_Records for the exercise_
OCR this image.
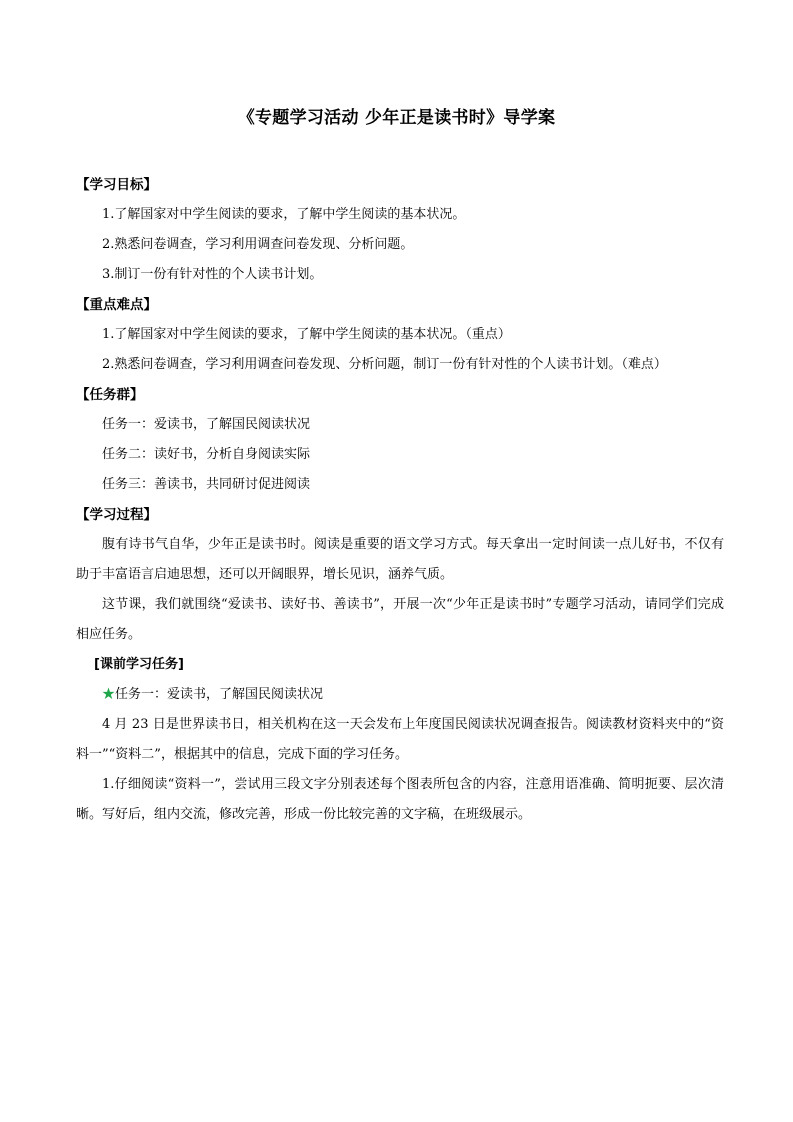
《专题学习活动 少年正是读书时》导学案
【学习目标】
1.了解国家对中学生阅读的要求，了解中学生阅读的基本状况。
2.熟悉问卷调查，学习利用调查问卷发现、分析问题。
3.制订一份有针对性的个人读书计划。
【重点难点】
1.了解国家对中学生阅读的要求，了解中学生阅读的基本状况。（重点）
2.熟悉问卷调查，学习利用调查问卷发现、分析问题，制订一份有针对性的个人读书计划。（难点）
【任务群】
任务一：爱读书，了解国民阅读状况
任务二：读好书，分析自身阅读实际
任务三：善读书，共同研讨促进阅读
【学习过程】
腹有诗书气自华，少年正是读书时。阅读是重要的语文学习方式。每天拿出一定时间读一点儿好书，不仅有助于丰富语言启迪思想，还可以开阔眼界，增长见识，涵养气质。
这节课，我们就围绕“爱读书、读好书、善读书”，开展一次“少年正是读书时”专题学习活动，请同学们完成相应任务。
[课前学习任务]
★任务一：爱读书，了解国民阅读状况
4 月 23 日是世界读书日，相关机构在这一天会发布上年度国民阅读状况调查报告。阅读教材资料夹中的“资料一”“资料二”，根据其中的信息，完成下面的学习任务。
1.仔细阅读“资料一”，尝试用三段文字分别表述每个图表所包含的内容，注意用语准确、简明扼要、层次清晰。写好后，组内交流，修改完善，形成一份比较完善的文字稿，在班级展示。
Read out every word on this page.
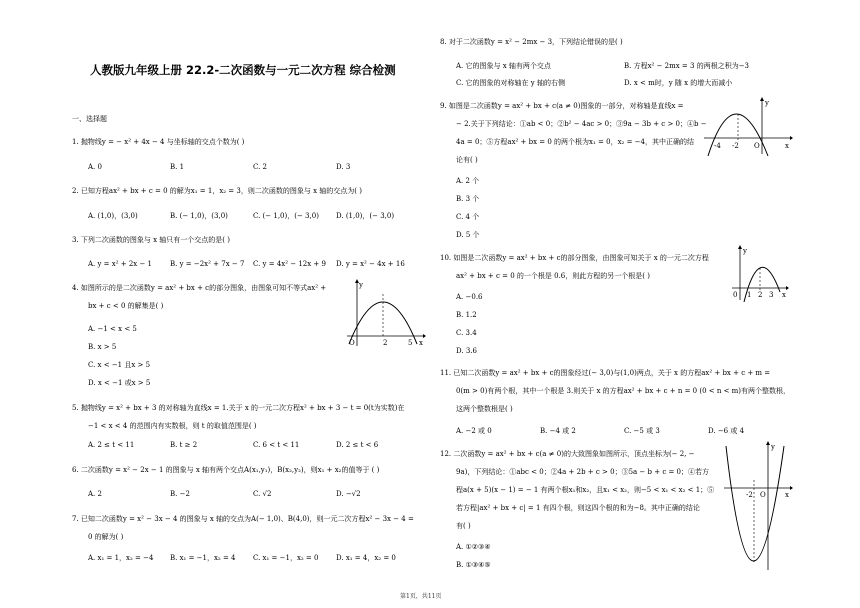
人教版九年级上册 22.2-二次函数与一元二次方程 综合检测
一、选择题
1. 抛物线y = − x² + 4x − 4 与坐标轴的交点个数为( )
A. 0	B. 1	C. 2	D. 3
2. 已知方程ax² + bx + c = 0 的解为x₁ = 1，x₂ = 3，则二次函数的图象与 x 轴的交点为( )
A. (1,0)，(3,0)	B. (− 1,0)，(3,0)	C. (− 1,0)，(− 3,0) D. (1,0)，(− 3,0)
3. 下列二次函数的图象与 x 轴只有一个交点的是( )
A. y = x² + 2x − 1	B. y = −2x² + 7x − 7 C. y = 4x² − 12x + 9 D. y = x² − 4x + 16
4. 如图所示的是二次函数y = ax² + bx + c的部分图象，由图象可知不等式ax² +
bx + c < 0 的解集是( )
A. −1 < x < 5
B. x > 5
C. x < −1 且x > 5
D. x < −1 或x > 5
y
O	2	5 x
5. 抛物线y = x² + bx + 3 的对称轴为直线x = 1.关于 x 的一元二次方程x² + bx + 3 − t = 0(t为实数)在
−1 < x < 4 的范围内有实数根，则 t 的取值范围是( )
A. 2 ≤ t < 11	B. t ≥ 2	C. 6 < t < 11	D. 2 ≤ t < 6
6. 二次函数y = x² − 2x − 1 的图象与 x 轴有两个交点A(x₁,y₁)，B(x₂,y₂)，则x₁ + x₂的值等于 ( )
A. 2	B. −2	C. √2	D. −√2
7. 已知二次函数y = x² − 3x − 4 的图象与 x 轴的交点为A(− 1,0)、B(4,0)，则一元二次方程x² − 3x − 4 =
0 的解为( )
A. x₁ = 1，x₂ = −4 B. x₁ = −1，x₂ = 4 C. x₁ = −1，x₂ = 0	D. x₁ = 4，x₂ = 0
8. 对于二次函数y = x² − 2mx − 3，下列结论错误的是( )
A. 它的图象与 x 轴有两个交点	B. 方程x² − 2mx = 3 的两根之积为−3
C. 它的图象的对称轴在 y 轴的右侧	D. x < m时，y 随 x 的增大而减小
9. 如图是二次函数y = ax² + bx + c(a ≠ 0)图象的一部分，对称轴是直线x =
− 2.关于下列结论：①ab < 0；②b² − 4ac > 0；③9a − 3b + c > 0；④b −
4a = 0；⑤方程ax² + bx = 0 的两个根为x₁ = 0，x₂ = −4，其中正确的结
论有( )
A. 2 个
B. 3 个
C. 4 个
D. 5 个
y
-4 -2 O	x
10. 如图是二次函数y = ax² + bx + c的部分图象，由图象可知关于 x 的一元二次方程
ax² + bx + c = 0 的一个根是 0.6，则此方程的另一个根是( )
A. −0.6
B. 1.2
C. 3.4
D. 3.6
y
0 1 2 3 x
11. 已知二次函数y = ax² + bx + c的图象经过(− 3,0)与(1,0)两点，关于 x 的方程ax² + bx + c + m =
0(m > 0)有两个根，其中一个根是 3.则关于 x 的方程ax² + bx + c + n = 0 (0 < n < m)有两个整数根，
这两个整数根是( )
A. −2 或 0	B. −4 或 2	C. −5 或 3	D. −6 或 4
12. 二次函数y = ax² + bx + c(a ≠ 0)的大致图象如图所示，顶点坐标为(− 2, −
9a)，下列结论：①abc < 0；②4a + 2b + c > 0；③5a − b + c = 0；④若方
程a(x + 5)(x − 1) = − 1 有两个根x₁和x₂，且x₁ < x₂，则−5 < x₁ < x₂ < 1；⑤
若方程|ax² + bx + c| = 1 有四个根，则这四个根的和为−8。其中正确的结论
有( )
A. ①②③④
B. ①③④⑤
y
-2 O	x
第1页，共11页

_What the exercise asks_
Pick out and copy every line that contains the word "分析问题".

_Full output_
2.熟悉问卷调查，学习利用调查问卷发现、分析问题。
2.熟悉问卷调查，学习利用调查问卷发现、分析问题，制订一份有针对性的个人读书计划。（难点）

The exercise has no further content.